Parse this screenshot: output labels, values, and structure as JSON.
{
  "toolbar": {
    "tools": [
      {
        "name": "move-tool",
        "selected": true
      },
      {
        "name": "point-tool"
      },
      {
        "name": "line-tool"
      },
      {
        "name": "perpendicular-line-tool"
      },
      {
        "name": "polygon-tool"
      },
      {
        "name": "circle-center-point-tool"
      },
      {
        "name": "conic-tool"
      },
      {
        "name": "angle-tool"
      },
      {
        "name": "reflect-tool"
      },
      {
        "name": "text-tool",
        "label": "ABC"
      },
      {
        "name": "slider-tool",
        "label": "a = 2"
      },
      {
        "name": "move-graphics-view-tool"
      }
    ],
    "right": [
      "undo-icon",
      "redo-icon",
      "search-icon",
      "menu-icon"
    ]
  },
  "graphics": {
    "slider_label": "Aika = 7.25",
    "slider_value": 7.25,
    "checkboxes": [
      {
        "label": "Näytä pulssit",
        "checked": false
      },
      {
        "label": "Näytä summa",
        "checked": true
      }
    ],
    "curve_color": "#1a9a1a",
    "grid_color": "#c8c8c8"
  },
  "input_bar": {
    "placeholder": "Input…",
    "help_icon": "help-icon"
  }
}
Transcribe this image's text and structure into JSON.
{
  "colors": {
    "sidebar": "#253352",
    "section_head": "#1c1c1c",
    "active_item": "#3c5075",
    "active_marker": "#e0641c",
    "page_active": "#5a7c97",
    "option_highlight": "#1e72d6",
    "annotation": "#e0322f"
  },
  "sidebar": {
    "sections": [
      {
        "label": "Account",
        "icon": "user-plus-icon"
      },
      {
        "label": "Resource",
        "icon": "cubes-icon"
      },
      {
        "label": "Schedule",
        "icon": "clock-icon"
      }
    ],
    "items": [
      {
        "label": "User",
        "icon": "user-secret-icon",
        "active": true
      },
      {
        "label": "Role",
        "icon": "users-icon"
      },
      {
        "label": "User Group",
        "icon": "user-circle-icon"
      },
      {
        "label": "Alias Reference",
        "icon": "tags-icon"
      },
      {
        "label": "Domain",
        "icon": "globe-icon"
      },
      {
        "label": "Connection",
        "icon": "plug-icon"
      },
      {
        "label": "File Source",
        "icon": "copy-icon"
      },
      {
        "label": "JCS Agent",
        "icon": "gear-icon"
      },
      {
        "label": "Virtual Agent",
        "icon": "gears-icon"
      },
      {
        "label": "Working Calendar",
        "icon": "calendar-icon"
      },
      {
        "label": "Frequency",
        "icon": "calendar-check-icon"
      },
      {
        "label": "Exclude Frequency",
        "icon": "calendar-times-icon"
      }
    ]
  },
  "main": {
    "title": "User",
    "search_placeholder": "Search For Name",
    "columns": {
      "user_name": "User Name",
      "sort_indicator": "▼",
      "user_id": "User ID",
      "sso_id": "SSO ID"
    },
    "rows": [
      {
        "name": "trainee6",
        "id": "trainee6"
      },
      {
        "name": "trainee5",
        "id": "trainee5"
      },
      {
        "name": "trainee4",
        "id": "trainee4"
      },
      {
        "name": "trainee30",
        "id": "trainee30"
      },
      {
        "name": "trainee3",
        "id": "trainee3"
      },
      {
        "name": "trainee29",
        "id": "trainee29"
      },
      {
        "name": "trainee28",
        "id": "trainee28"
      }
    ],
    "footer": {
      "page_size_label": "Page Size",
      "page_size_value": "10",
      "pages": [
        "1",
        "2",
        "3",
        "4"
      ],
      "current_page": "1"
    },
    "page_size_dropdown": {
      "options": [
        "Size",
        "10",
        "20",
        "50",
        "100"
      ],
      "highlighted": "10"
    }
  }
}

════

§ **Given request**: Copy all lines of the material above where the string "this" occurs.

§ **Correct answer**:
Parse this screenshot: output labels, values, and structure as JSON.
Transcribe this image's text and structure into JSON.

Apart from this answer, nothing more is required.